--- DATA PROVIDED ---

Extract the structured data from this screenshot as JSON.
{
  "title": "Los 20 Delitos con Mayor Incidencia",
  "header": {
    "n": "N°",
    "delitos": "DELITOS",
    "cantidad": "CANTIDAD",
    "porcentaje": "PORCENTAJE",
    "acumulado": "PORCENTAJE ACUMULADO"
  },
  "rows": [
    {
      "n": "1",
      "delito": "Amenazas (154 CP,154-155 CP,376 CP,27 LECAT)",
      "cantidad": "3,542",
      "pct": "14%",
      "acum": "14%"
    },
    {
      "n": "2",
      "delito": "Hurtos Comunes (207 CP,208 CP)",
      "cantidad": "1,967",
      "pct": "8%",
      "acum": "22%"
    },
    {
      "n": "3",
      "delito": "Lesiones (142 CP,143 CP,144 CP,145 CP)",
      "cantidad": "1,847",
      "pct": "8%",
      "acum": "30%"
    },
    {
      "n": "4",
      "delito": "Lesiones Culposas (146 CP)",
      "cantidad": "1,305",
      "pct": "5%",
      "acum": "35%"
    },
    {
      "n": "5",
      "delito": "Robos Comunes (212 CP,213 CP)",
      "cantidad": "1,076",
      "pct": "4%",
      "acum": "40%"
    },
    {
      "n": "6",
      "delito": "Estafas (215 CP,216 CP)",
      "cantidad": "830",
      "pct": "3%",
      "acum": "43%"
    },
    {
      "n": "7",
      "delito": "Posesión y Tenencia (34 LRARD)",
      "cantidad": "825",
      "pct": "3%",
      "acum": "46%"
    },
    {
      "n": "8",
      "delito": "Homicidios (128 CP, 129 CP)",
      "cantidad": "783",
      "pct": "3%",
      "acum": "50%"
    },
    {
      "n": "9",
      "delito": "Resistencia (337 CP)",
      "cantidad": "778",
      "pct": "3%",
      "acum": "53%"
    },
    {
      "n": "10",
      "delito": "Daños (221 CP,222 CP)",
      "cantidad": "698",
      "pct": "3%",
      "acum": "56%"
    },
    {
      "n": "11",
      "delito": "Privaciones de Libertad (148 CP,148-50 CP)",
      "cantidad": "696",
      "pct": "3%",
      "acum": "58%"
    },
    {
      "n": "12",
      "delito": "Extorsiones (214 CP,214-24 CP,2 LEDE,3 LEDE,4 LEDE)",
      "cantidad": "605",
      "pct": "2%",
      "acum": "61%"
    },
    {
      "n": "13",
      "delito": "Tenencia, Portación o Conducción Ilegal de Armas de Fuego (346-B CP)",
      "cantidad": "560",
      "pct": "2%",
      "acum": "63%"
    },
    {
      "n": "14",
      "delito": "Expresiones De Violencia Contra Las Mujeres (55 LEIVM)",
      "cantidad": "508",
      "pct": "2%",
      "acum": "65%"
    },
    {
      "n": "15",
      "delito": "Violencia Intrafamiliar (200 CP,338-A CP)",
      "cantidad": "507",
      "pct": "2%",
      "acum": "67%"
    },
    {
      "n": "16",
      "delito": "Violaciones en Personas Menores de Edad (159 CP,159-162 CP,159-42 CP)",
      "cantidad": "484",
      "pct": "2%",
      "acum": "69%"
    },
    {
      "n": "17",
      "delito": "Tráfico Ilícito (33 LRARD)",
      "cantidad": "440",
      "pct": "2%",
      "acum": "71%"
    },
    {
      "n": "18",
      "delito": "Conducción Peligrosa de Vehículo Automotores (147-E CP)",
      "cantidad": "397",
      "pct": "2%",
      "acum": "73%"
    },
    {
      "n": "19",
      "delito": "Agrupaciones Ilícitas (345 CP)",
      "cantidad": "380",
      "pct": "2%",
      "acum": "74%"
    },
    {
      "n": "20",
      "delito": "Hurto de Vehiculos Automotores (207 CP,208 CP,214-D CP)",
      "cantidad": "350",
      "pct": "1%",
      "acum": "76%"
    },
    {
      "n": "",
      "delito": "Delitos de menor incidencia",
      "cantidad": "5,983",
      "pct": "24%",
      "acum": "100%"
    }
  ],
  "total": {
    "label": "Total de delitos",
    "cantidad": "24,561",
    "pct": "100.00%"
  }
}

---

OBJECTIVE: All of the entries above must be quoted exactly.

RESULT OF THE TASK:
Extract the structured data from this screenshot as JSON.
{
  "title": "Los 20 Delitos con Mayor Incidencia",
  "header": {
    "n": "N°",
    "delitos": "DELITOS",
    "cantidad": "CANTIDAD",
    "porcentaje": "PORCENTAJE",
    "acumulado": "PORCENTAJE ACUMULADO"
  },
  "rows": [
    {
      "n": "1",
      "delito": "Amenazas (154 CP,154-155 CP,376 CP,27 LECAT)",
      "cantidad": "3,542",
      "pct": "14%",
      "acum": "14%"
    },
    {
      "n": "2",
      "delito": "Hurtos Comunes (207 CP,208 CP)",
      "cantidad": "1,967",
      "pct": "8%",
      "acum": "22%"
    },
    {
      "n": "3",
      "delito": "Lesiones (142 CP,143 CP,144 CP,145 CP)",
      "cantidad": "1,847",
      "pct": "8%",
      "acum": "30%"
    },
    {
      "n": "4",
      "delito": "Lesiones Culposas (146 CP)",
      "cantidad": "1,305",
      "pct": "5%",
      "acum": "35%"
    },
    {
      "n": "5",
      "delito": "Robos Comunes (212 CP,213 CP)",
      "cantidad": "1,076",
      "pct": "4%",
      "acum": "40%"
    },
    {
      "n": "6",
      "delito": "Estafas (215 CP,216 CP)",
      "cantidad": "830",
      "pct": "3%",
      "acum": "43%"
    },
    {
      "n": "7",
      "delito": "Posesión y Tenencia (34 LRARD)",
      "cantidad": "825",
      "pct": "3%",
      "acum": "46%"
    },
    {
      "n": "8",
      "delito": "Homicidios (128 CP, 129 CP)",
      "cantidad": "783",
      "pct": "3%",
      "acum": "50%"
    },
    {
      "n": "9",
      "delito": "Resistencia (337 CP)",
      "cantidad": "778",
      "pct": "3%",
      "acum": "53%"
    },
    {
      "n": "10",
      "delito": "Daños (221 CP,222 CP)",
      "cantidad": "698",
      "pct": "3%",
      "acum": "56%"
    },
    {
      "n": "11",
      "delito": "Privaciones de Libertad (148 CP,148-50 CP)",
      "cantidad": "696",
      "pct": "3%",
      "acum": "58%"
    },
    {
      "n": "12",
      "delito": "Extorsiones (214 CP,214-24 CP,2 LEDE,3 LEDE,4 LEDE)",
      "cantidad": "605",
      "pct": "2%",
      "acum": "61%"
    },
    {
      "n": "13",
      "delito": "Tenencia, Portación o Conducción Ilegal de Armas de Fuego (346-B CP)",
      "cantidad": "560",
      "pct": "2%",
      "acum": "63%"
    },
    {
      "n": "14",
      "delito": "Expresiones De Violencia Contra Las Mujeres (55 LEIVM)",
      "cantidad": "508",
      "pct": "2%",
      "acum": "65%"
    },
    {
      "n": "15",
      "delito": "Violencia Intrafamiliar (200 CP,338-A CP)",
      "cantidad": "507",
      "pct": "2%",
      "acum": "67%"
    },
    {
      "n": "16",
      "delito": "Violaciones en Personas Menores de Edad (159 CP,159-162 CP,159-42 CP)",
      "cantidad": "484",
      "pct": "2%",
      "acum": "69%"
    },
    {
      "n": "17",
      "delito": "Tráfico Ilícito (33 LRARD)",
      "cantidad": "440",
      "pct": "2%",
      "acum": "71%"
    },
    {
      "n": "18",
      "delito": "Conducción Peligrosa de Vehículo Automotores (147-E CP)",
      "cantidad": "397",
      "pct": "2%",
      "acum": "73%"
    },
    {
      "n": "19",
      "delito": "Agrupaciones Ilícitas (345 CP)",
      "cantidad": "380",
      "pct": "2%",
      "acum": "74%"
    },
    {
      "n": "20",
      "delito": "Hurto de Vehiculos Automotores (207 CP,208 CP,214-D CP)",
      "cantidad": "350",
      "pct": "1%",
      "acum": "76%"
    },
    {
      "n": "",
      "delito": "Delitos de menor incidencia",
      "cantidad": "5,983",
      "pct": "24%",
      "acum": "100%"
    }
  ],
  "total": {
    "label": "Total de delitos",
    "cantidad": "24,561",
    "pct": "100.00%"
  }
}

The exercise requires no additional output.